From the listing below, extract every line containing "structured".

=== Task inputs ===

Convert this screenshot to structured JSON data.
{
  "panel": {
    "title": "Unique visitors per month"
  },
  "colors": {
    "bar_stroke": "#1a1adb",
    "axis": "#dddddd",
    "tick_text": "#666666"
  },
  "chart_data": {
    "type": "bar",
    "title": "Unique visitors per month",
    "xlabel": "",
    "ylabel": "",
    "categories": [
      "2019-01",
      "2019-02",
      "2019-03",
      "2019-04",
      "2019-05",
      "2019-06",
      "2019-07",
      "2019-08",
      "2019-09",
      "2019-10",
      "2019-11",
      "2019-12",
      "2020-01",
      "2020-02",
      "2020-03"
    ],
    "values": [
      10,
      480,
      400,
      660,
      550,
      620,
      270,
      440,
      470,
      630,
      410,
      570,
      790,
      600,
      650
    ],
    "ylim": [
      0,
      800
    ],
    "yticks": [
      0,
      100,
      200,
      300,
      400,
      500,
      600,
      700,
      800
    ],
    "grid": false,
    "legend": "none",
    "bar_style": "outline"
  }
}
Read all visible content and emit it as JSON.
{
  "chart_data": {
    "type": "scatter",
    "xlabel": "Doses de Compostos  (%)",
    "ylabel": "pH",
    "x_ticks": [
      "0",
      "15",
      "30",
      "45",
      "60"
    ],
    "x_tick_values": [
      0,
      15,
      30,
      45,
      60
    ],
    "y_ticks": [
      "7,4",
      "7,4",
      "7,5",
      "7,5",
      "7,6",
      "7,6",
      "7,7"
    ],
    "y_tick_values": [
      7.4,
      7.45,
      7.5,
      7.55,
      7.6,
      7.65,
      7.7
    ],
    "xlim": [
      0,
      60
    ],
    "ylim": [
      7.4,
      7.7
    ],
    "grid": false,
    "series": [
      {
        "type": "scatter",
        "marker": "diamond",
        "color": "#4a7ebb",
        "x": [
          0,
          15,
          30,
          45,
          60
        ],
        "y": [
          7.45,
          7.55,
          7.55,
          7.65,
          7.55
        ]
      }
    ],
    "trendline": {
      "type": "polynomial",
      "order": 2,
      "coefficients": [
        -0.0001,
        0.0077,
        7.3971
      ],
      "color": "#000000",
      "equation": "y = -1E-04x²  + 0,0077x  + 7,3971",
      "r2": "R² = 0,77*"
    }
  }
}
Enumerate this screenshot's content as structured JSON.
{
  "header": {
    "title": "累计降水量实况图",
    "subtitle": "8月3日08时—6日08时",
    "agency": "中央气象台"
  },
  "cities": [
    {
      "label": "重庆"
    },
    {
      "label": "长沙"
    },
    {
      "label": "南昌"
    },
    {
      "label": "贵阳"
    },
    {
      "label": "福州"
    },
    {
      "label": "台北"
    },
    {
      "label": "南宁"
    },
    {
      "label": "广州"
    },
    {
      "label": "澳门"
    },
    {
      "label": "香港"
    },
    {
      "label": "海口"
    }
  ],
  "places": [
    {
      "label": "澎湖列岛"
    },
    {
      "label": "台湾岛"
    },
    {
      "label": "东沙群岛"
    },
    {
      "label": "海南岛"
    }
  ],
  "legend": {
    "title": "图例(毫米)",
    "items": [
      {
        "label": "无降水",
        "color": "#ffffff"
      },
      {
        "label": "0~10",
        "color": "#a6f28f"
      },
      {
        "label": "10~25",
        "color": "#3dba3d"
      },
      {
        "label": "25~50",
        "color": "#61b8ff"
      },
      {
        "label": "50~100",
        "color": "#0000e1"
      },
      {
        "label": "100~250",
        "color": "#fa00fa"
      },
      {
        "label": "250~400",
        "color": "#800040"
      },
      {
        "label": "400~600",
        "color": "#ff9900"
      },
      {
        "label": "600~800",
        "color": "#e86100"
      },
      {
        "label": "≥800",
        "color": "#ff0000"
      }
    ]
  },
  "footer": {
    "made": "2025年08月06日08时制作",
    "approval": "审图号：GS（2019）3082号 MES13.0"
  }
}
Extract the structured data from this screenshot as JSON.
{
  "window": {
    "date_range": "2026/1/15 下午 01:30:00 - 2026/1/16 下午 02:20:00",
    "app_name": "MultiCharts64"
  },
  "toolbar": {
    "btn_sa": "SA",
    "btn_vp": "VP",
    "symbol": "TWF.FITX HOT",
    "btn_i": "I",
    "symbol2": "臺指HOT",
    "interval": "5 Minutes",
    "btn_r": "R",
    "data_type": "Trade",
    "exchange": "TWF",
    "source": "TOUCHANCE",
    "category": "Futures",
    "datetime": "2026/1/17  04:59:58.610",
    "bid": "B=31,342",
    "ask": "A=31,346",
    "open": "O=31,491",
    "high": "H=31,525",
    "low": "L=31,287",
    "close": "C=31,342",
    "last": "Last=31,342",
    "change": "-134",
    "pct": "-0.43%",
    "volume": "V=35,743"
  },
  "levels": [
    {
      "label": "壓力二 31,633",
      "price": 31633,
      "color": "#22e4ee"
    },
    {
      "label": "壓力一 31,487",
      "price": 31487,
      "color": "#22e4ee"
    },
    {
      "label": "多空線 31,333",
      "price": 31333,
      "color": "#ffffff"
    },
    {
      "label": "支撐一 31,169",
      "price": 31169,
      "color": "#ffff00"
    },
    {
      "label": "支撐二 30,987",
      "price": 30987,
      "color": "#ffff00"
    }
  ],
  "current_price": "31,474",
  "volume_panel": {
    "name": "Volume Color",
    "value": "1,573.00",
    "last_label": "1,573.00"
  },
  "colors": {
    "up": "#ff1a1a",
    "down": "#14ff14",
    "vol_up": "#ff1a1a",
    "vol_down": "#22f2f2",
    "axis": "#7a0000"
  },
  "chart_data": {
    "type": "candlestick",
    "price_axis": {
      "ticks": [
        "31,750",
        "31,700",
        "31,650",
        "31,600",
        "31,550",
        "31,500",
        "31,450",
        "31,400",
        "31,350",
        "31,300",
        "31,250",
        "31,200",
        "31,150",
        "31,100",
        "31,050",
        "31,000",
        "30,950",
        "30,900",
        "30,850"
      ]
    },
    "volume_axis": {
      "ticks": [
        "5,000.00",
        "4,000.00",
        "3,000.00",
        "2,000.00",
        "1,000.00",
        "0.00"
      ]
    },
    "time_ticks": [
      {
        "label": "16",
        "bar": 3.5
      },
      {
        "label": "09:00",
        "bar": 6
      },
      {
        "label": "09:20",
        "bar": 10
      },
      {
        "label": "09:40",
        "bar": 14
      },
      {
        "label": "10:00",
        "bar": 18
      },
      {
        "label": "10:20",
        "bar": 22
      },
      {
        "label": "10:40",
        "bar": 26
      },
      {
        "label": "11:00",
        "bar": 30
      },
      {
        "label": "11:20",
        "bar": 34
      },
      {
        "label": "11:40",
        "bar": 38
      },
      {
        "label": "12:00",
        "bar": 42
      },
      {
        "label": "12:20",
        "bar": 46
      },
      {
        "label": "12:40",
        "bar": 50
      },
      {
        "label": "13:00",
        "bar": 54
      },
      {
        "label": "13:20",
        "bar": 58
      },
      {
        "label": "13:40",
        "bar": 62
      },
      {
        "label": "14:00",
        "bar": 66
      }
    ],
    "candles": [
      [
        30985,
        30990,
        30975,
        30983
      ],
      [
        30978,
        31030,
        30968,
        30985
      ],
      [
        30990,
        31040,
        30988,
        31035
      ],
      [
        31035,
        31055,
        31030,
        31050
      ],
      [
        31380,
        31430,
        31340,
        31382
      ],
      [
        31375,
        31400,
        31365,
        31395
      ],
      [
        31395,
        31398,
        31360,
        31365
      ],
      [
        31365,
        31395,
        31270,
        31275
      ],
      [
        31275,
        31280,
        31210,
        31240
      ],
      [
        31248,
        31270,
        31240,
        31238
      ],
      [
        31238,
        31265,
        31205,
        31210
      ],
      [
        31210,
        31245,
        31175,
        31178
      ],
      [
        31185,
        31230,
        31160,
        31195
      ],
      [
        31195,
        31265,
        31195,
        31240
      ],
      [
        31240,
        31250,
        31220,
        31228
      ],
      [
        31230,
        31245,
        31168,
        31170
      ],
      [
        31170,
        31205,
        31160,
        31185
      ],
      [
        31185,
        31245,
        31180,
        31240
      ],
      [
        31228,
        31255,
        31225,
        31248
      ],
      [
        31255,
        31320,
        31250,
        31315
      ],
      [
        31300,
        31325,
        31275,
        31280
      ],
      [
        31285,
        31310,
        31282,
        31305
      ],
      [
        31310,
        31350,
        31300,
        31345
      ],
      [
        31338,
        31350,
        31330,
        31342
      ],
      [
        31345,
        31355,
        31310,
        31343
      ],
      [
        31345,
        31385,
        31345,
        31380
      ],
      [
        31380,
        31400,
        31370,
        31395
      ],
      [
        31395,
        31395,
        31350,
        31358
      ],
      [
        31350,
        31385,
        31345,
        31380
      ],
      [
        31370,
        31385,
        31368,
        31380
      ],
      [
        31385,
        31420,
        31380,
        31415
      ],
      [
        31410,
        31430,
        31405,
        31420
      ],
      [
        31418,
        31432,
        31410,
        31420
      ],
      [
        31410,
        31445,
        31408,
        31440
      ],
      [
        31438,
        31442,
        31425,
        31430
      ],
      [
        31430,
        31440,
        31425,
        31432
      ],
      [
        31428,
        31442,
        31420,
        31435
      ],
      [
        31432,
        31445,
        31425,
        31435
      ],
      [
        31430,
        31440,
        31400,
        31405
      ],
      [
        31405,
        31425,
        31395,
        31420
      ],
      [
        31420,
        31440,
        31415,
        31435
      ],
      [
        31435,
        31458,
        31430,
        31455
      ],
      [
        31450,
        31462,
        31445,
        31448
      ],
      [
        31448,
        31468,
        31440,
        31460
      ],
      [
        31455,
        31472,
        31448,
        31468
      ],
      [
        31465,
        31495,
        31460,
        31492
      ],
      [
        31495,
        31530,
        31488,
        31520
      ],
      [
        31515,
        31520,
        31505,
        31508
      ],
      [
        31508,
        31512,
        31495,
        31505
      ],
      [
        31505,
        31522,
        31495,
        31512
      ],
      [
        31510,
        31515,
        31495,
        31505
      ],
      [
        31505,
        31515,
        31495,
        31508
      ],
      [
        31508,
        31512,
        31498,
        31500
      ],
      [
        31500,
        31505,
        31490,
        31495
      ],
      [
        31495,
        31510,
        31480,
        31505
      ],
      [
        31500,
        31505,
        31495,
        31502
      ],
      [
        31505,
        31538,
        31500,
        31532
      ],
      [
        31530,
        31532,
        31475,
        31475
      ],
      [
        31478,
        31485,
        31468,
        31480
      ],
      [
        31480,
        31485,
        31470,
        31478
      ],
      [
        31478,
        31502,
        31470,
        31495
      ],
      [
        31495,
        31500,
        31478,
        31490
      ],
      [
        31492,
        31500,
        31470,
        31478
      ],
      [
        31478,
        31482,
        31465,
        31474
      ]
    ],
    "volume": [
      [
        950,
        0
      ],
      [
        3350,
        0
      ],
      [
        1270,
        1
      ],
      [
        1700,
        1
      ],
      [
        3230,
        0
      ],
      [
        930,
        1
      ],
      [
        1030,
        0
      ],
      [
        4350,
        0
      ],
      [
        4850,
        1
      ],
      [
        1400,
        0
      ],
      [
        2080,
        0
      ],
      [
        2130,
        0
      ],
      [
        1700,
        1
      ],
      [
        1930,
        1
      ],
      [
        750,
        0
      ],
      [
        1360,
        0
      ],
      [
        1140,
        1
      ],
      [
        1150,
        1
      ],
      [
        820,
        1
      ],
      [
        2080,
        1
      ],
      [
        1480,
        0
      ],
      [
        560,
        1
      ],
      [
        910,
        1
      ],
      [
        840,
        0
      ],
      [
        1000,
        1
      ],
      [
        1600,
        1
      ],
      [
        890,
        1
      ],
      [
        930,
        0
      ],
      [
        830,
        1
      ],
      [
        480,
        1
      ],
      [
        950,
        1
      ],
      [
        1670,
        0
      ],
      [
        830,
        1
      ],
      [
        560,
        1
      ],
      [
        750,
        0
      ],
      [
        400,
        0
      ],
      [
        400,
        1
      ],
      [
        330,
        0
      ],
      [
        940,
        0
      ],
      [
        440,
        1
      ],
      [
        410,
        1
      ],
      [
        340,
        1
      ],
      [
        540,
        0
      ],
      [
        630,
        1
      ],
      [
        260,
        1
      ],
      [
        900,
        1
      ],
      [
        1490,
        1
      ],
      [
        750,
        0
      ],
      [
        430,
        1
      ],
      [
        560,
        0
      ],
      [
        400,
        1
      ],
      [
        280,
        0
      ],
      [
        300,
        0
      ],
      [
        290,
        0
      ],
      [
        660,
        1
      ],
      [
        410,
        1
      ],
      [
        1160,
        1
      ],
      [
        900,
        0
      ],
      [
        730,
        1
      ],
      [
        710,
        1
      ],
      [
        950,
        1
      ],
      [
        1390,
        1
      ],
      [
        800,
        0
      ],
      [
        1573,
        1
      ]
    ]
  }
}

===

▸ **The answer**:
Convert this screenshot to structured JSON data.
Enumerate this screenshot's content as structured JSON.
Extract the structured data from this screenshot as JSON.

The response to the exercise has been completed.